[BEGIN Extracted information]

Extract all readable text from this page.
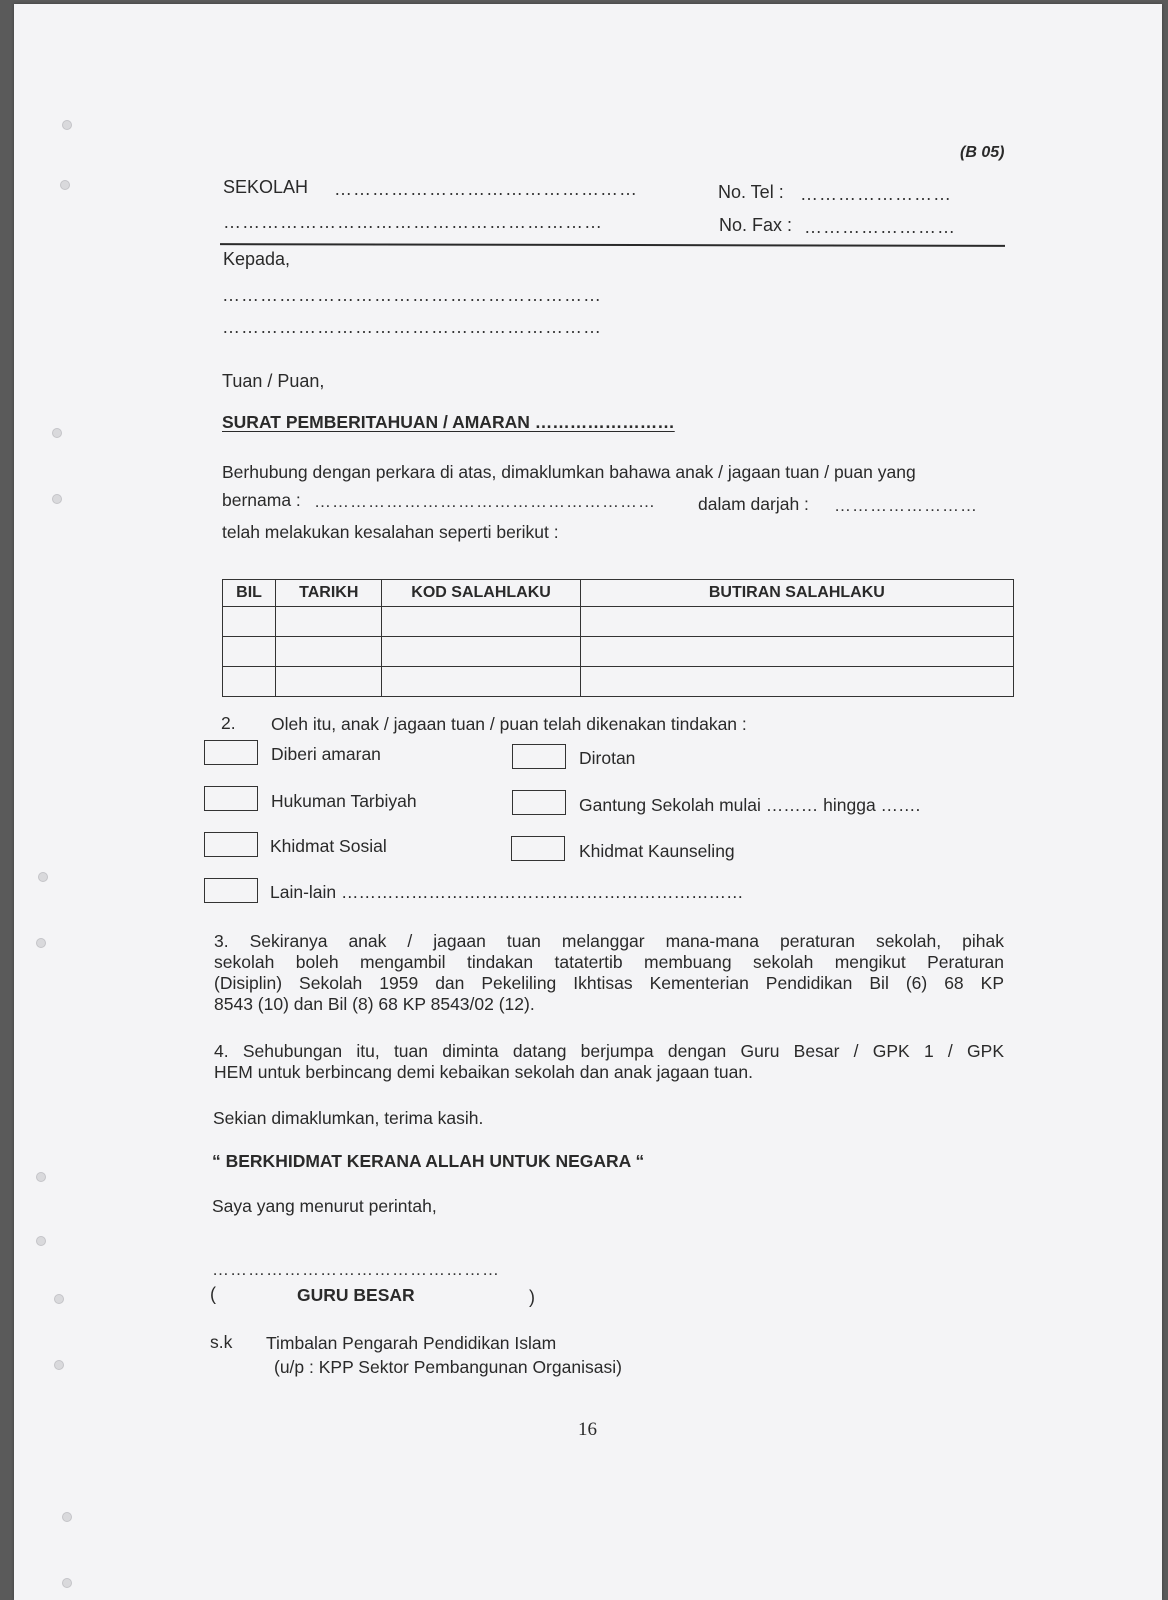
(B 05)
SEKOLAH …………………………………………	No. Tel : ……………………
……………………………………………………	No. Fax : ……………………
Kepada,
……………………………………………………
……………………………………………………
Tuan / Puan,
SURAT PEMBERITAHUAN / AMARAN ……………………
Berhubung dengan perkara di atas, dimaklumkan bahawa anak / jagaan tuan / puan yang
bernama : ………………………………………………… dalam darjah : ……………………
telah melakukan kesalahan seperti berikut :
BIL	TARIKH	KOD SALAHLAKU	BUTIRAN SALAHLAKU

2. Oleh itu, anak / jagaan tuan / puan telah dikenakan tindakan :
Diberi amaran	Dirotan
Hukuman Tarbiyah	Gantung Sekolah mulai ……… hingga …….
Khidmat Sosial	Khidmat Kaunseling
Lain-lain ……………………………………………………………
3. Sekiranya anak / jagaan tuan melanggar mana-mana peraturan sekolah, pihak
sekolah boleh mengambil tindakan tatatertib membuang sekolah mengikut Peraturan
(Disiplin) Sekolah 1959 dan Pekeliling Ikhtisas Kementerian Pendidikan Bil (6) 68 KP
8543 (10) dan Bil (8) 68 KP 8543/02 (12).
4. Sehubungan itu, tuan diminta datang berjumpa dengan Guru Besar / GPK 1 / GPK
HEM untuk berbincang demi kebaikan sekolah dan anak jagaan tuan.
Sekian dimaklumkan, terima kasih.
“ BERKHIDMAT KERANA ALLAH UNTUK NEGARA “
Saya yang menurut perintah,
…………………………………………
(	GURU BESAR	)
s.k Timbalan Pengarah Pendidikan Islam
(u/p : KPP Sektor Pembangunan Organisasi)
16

[END Extracted information]
[BEGIN Extracted information]

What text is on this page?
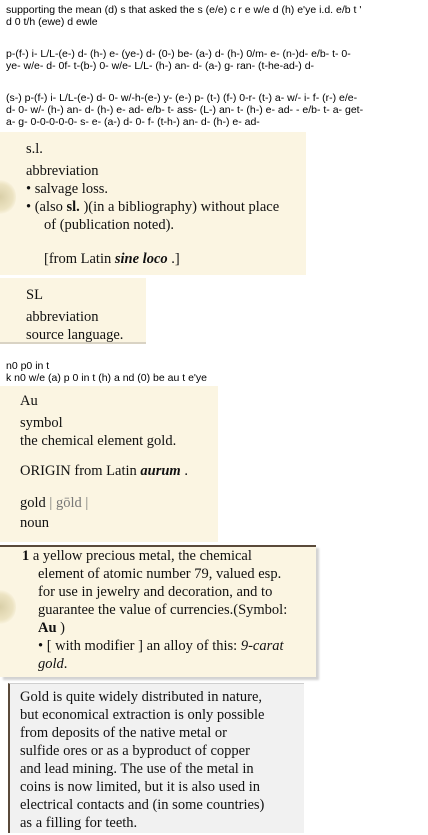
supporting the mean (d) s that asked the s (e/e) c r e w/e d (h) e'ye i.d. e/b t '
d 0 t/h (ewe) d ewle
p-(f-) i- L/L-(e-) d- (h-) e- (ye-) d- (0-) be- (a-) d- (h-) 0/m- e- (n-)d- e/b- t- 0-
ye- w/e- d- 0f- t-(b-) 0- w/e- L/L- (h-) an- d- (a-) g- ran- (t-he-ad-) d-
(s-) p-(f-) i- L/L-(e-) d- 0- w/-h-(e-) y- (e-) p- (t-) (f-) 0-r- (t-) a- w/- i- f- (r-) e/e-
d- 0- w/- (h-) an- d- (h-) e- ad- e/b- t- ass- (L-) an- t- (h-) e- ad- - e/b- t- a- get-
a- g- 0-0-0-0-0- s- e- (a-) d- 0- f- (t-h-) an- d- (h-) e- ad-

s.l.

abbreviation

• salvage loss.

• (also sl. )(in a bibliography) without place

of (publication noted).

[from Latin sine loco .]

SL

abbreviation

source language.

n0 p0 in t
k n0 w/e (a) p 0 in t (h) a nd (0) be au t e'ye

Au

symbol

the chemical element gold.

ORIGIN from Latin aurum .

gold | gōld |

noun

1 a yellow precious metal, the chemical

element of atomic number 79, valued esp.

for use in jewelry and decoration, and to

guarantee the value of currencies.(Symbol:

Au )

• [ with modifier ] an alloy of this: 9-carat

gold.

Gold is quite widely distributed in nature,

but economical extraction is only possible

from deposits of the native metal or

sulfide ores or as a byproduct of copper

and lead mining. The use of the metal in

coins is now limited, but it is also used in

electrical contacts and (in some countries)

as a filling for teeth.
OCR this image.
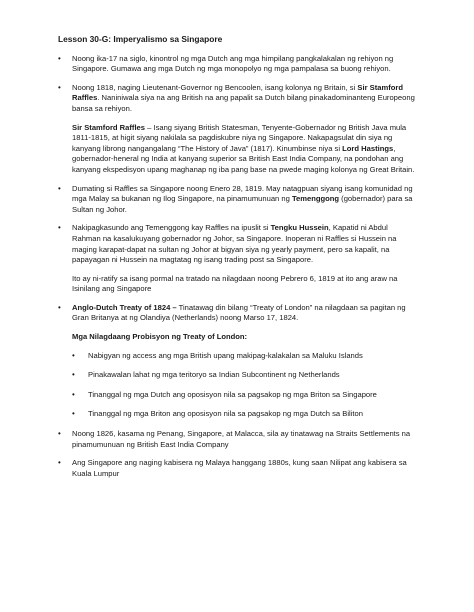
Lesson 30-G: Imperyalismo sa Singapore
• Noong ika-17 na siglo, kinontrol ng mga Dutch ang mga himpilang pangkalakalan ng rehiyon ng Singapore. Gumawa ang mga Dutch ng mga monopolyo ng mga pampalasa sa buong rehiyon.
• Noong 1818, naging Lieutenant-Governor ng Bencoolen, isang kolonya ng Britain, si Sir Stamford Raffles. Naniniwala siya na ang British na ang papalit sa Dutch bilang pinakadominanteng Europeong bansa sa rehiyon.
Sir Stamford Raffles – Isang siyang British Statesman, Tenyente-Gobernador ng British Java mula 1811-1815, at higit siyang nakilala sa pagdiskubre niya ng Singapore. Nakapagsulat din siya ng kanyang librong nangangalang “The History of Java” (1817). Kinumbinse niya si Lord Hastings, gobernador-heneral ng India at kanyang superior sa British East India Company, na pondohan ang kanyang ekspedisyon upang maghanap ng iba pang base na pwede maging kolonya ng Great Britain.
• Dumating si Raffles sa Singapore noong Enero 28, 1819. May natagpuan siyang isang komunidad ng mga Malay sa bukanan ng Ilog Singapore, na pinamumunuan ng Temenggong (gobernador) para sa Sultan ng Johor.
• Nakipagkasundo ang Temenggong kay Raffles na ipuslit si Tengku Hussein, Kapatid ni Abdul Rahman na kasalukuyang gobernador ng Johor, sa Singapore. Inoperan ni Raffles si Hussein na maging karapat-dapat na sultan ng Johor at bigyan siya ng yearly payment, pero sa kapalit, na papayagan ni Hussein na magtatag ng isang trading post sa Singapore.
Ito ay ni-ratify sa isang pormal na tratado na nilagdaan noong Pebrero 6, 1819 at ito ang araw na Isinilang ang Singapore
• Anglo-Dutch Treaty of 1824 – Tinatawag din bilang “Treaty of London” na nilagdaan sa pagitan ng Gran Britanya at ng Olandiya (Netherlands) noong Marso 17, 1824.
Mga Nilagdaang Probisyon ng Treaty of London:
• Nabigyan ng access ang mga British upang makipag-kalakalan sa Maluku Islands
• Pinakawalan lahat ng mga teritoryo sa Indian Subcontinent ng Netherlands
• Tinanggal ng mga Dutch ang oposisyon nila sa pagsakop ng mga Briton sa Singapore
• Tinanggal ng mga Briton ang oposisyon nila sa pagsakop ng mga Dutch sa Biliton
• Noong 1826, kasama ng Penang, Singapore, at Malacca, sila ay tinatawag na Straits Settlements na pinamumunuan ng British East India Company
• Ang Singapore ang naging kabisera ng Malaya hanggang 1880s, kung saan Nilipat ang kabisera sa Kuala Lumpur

[END Extracted information]
[BEGIN Extracted information]

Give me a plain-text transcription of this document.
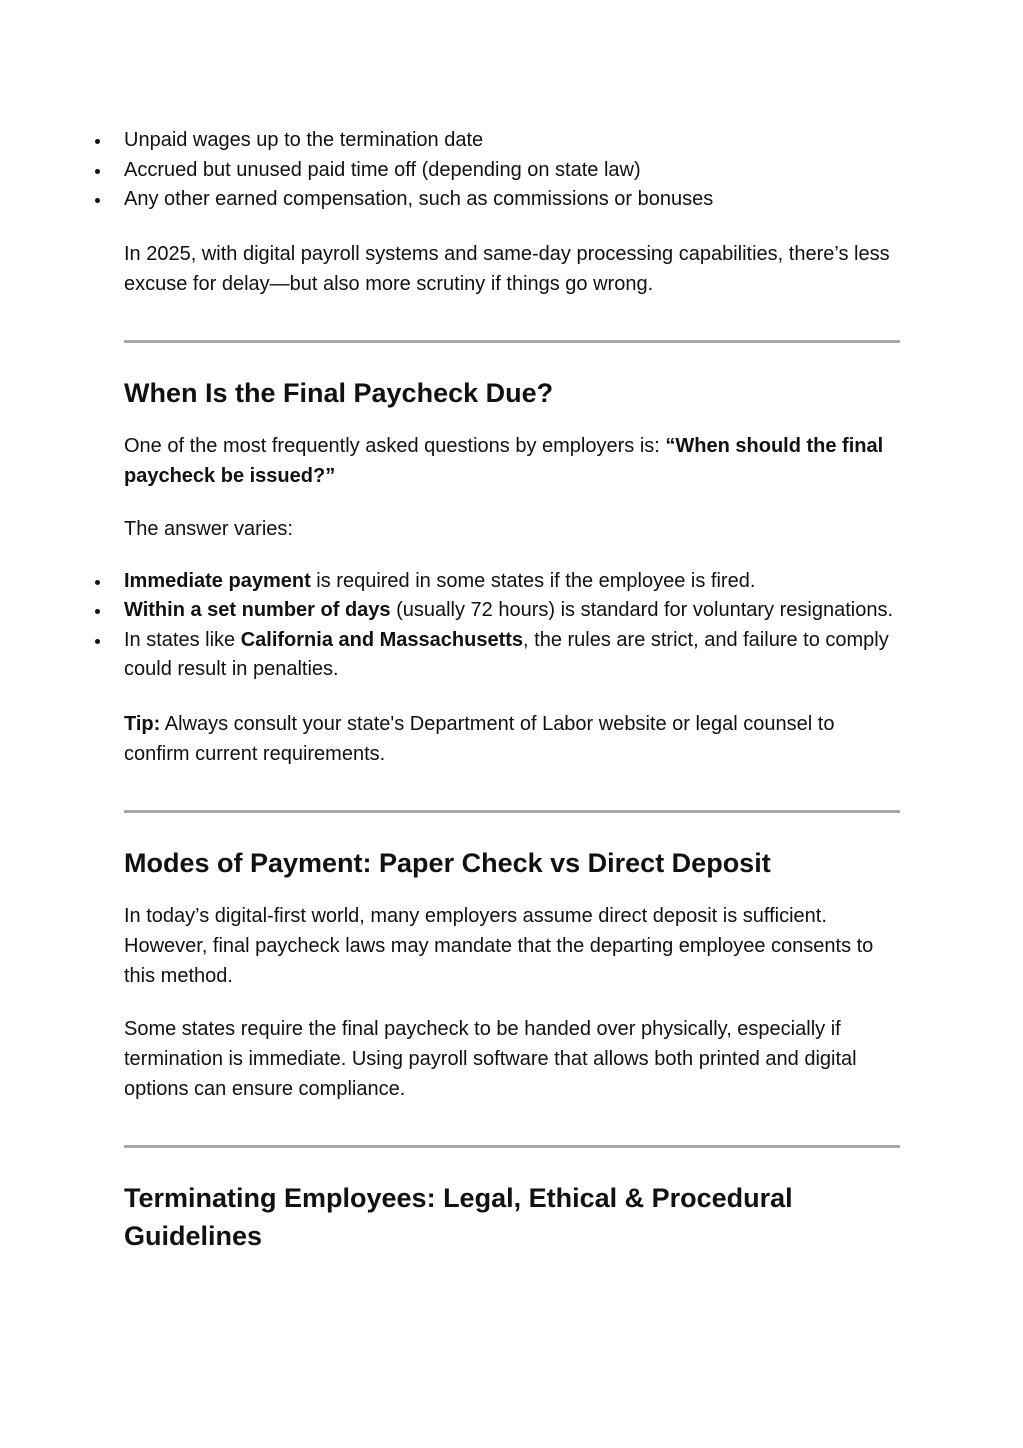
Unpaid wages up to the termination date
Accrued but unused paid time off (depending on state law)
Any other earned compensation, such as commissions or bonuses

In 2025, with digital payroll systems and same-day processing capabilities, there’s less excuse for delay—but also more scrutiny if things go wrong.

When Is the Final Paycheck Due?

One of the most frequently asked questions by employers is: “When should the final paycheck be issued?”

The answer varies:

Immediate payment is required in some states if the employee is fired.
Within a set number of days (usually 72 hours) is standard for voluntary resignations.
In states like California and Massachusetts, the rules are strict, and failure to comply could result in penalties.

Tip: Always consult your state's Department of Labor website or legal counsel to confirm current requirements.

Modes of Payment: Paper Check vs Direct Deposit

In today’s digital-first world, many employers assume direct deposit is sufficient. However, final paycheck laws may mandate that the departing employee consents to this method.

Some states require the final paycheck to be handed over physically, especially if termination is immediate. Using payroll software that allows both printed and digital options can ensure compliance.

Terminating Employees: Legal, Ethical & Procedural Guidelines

[END Extracted information]

■ Goal
Search the entries for the word "Pendidikan" and pick out every line that holds it.

■ Solution to the problem
(Disiplin) Sekolah 1959 dan Pekeliling Ikhtisas Kementerian Pendidikan Bil (6) 68 KP
s.k Timbalan Pengarah Pendidikan Islam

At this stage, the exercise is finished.